** begin Dataset records **
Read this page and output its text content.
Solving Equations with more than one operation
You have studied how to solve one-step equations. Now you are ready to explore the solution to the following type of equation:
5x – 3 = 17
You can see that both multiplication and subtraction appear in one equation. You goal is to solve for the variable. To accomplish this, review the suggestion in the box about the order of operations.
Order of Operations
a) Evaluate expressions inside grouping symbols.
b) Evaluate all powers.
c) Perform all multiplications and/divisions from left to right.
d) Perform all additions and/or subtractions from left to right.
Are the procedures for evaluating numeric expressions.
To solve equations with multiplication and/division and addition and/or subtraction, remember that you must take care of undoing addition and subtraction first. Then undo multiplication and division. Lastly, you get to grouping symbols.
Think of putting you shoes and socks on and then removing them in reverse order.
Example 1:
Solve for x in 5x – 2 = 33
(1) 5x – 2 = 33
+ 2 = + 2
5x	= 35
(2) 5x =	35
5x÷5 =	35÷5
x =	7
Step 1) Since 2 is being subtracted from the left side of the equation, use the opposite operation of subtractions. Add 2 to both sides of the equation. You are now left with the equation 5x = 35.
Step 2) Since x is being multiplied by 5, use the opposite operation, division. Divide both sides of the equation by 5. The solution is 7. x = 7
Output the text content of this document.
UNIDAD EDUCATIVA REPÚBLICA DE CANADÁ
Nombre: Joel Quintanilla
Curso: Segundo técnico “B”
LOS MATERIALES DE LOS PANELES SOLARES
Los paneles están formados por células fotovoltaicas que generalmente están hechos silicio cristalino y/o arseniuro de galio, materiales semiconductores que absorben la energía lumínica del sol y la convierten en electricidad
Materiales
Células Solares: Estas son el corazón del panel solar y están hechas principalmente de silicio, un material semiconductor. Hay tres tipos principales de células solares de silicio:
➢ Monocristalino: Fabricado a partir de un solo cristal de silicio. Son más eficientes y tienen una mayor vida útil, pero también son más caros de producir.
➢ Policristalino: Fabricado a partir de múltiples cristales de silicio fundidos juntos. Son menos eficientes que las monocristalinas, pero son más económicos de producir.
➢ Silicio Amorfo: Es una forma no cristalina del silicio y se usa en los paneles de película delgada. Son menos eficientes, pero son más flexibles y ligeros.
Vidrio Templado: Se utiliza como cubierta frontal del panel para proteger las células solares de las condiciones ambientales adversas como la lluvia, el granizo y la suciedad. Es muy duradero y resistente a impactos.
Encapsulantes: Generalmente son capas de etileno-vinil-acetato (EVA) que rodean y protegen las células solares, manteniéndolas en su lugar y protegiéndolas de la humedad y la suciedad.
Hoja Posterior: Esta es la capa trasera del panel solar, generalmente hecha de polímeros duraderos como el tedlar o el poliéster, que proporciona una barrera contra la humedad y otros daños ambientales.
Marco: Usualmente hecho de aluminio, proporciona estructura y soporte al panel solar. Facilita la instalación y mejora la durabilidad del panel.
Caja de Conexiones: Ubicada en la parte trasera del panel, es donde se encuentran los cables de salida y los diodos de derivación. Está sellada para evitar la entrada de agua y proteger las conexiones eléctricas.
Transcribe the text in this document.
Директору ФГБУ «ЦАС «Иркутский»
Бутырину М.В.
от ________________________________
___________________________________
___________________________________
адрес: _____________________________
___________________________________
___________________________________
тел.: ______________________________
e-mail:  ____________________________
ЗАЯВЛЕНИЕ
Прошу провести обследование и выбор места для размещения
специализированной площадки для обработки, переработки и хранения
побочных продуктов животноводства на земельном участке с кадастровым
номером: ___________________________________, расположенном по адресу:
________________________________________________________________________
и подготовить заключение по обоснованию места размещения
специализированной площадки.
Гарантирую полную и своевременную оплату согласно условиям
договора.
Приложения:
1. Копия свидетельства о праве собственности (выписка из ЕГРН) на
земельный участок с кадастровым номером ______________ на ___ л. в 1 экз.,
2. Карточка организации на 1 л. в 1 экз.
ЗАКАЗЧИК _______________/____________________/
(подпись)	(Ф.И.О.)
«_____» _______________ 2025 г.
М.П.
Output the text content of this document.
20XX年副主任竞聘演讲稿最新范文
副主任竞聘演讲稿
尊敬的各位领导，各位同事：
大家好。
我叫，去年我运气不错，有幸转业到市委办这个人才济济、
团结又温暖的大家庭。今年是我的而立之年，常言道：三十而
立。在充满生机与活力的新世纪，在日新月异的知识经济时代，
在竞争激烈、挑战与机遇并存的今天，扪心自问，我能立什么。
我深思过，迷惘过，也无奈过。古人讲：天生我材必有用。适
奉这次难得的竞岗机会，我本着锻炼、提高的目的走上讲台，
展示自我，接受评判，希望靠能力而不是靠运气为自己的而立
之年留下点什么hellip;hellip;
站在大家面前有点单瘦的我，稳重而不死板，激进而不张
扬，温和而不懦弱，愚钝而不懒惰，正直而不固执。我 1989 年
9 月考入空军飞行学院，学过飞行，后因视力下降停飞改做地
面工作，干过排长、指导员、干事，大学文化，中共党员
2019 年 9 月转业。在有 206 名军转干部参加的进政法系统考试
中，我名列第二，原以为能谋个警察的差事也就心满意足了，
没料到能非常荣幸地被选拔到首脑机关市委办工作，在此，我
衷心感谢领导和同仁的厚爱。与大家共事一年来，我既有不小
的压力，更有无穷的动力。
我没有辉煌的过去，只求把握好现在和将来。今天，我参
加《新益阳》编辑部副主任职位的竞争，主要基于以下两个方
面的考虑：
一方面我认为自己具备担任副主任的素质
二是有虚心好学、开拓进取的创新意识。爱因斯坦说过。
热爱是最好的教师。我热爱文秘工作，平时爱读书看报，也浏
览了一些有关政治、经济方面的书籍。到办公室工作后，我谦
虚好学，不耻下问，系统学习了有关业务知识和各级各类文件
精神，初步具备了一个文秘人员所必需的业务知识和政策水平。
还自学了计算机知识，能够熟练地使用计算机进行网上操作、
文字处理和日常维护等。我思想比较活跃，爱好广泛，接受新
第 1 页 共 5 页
** end Dataset records **
### Stated exercise
From the data above, copy out every line with the string "eficientes" in it.

### Task answer
➢ Monocristalino: Fabricado a partir de un solo cristal de silicio. Son más eficientes y tienen una mayor vida útil, pero también son más caros de producir.
➢ Policristalino: Fabricado a partir de múltiples cristales de silicio fundidos juntos. Son menos eficientes que las monocristalinas, pero son más económicos de producir.
➢ Silicio Amorfo: Es una forma no cristalina del silicio y se usa en los paneles de película delgada. Son menos eficientes, pero son más flexibles y ligeros.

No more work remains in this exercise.